» **SOURCE PASSAGE**

============

WEll,I asked for it and I got it! Years ago I craved being alone.All alone in my own home,able to do what I wanted and when I wanted to do it.Now don't get me wrong I loved my husband and my four children,but life was hectic with a full time very stressful job as a neonatal unit RN working twelve hour shifts,7pm to 7am.
My dream was to live in a cozy remote mountain cabin,with my dog and horse. of course I would have plenty of money to ride into town for supplies when I needed them.My own generator,my own power supply and well,etc.My cabin would be spacious and cozy and I would have a reliable vehicle for transportation to the nearest town.
I never got my remote cabin,but I did get the dog,horse and reliable transportation. Now I have an apartment of my own,no pets,no horse and no one to share my life with.
Being all alone is not as wonderful as I thought it would be.There is No One to rely on when there is a problem except myself. No to hold me when I am lonely or scared.
I find that I miss hugs, kisses, holding hands and making passionate love to a man,my man. I miss sharing my life with someone who loves me as much as I love them.So many of the things I used to take for granted and spurn when I had them ,I miss terribly. Silly ,corny jokes,family holidays,outings,pizza night, family dinners and just sharing laughter,tears, arguments, and my life with someone.

============

(Data entries)
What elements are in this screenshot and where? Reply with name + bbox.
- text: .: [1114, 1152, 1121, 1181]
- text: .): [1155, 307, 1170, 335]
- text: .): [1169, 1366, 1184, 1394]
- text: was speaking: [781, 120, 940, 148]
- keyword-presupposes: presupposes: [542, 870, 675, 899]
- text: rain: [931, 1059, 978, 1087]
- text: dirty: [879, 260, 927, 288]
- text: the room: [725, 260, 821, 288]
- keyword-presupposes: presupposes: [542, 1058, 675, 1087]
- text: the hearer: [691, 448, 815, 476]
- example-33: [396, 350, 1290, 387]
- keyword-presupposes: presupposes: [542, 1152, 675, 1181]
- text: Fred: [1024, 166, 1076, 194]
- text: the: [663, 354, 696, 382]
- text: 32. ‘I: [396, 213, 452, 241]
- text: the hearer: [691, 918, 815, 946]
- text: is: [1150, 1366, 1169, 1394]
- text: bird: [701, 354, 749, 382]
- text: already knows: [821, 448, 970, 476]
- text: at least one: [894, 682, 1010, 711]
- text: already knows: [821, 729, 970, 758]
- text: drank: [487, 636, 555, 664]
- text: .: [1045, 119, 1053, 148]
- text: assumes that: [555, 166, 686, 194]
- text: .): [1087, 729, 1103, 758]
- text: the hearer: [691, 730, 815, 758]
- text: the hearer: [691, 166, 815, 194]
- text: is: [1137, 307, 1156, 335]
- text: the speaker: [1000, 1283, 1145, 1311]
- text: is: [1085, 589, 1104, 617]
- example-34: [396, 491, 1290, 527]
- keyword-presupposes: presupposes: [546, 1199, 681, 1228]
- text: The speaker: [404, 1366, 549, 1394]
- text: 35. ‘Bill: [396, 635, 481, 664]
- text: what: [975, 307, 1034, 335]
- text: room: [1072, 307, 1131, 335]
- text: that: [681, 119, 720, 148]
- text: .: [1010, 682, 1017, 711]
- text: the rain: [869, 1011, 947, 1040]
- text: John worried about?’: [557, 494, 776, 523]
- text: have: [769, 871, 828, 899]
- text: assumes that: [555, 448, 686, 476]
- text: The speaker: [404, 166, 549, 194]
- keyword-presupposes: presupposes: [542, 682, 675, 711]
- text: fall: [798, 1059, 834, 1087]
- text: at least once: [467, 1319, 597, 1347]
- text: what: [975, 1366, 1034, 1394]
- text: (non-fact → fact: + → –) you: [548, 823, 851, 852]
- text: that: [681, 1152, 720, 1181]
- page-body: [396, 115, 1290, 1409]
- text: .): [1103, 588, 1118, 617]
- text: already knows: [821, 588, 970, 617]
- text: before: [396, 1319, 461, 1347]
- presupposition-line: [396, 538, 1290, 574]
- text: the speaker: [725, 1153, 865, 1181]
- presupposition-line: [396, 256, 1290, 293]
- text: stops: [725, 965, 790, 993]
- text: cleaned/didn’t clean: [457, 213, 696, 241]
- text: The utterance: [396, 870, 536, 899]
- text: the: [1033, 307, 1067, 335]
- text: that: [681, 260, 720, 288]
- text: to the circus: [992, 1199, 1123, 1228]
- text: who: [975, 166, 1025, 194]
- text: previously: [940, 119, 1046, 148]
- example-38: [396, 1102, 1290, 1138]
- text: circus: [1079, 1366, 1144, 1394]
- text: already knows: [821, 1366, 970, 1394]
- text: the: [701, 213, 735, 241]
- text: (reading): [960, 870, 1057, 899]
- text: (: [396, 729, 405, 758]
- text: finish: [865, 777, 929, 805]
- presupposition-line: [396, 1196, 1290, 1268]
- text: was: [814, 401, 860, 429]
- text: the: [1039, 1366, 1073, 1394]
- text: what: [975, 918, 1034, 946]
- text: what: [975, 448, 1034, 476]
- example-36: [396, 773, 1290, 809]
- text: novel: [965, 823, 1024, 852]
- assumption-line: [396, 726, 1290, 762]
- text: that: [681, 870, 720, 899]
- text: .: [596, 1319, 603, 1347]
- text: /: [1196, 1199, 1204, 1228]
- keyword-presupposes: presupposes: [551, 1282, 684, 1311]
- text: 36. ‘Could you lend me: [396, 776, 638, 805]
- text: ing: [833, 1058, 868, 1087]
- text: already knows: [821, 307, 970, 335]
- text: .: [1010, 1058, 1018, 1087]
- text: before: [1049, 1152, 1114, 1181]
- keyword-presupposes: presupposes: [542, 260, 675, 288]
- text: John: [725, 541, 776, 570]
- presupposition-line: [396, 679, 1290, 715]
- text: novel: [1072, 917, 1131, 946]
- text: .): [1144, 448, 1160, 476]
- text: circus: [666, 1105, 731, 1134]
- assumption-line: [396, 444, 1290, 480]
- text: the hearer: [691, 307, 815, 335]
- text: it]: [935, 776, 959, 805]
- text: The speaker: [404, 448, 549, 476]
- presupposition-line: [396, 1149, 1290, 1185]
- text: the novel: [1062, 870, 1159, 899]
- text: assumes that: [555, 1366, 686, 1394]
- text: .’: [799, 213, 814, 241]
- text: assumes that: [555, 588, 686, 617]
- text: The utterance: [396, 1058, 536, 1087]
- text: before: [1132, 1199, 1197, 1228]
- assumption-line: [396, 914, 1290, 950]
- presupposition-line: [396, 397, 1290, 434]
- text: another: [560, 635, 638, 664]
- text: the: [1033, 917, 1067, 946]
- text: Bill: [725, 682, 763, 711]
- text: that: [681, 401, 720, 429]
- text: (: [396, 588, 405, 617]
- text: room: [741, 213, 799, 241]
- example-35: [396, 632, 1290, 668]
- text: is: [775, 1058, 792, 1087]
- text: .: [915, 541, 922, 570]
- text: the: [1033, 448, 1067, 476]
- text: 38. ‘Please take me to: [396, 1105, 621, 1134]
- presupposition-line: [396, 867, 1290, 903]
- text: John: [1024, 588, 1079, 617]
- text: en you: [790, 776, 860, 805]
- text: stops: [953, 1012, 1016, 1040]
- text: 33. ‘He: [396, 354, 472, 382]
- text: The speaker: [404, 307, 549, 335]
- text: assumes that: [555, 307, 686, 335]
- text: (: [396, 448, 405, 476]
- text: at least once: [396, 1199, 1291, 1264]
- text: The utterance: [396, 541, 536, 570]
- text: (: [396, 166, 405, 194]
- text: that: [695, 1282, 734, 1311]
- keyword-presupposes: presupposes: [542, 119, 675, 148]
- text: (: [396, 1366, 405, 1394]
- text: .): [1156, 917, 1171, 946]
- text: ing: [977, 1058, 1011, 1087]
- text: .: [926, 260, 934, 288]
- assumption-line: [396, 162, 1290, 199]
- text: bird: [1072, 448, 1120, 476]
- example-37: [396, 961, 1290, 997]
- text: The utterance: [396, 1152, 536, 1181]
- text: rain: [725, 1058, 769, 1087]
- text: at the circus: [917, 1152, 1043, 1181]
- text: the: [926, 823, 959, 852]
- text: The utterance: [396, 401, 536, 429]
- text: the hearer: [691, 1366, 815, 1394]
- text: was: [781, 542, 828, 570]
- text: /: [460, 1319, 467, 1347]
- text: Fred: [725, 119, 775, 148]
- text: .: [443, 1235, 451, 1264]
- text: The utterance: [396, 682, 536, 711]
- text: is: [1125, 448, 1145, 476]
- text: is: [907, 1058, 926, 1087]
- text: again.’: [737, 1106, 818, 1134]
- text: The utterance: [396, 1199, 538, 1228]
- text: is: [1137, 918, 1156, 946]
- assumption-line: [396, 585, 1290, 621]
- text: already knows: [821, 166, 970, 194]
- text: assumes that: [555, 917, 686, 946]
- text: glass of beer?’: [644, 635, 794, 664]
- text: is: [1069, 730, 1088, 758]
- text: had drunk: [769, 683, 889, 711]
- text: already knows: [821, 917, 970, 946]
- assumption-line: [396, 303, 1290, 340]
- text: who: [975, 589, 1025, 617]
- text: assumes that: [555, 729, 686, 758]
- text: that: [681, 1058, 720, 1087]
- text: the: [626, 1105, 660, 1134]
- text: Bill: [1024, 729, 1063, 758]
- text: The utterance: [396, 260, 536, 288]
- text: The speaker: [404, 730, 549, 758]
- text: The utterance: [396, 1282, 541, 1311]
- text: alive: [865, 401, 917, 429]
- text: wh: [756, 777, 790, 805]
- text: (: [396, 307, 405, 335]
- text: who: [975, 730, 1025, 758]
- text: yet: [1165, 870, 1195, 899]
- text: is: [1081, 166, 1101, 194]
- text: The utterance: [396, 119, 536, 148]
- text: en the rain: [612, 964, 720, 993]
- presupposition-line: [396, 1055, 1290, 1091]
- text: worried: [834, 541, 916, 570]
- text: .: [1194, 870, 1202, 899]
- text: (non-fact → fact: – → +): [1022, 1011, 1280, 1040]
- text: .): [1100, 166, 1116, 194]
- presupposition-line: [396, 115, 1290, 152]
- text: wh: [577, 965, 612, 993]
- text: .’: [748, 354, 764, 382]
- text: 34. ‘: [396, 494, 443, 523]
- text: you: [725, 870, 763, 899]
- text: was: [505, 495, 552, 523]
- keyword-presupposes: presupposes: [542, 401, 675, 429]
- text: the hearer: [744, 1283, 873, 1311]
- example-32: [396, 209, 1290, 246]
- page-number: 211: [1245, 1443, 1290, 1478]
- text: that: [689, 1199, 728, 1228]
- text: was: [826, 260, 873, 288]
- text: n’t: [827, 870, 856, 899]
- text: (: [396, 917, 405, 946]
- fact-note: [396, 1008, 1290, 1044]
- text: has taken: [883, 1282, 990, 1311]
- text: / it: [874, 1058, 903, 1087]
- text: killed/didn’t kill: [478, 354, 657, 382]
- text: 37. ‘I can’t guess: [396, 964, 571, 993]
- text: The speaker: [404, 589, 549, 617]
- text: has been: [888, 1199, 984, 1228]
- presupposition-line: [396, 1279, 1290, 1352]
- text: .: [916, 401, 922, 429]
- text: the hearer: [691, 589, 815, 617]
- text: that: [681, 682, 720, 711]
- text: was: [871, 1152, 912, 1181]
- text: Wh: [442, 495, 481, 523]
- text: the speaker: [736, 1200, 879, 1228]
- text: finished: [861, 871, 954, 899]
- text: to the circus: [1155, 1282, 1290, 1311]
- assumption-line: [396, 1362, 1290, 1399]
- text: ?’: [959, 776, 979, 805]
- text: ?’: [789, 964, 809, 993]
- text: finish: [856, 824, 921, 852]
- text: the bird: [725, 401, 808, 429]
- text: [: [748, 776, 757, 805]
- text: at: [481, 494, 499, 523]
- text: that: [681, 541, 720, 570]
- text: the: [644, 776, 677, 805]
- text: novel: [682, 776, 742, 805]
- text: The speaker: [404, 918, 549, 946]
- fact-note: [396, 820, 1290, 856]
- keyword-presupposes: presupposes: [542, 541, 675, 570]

============

Decide whether each statement agrees with the essay on living alone, answering yes or no and quoting the deciding words: (a) The writer once worked twelve-hour night shifts as a neonatal unit nurse. (b) The writer eventually got the remote mountain cabin. (c) The writer now shares an apartment with a dog.

(a) Yes: "a full time very stressful job as a neonatal unit RN working twelve hour shifts,7pm to 7am"
(b) No: "I never got my remote cabin"
(c) No: "Now I have an apartment of my own,no pets,no horse and no one to share my life with."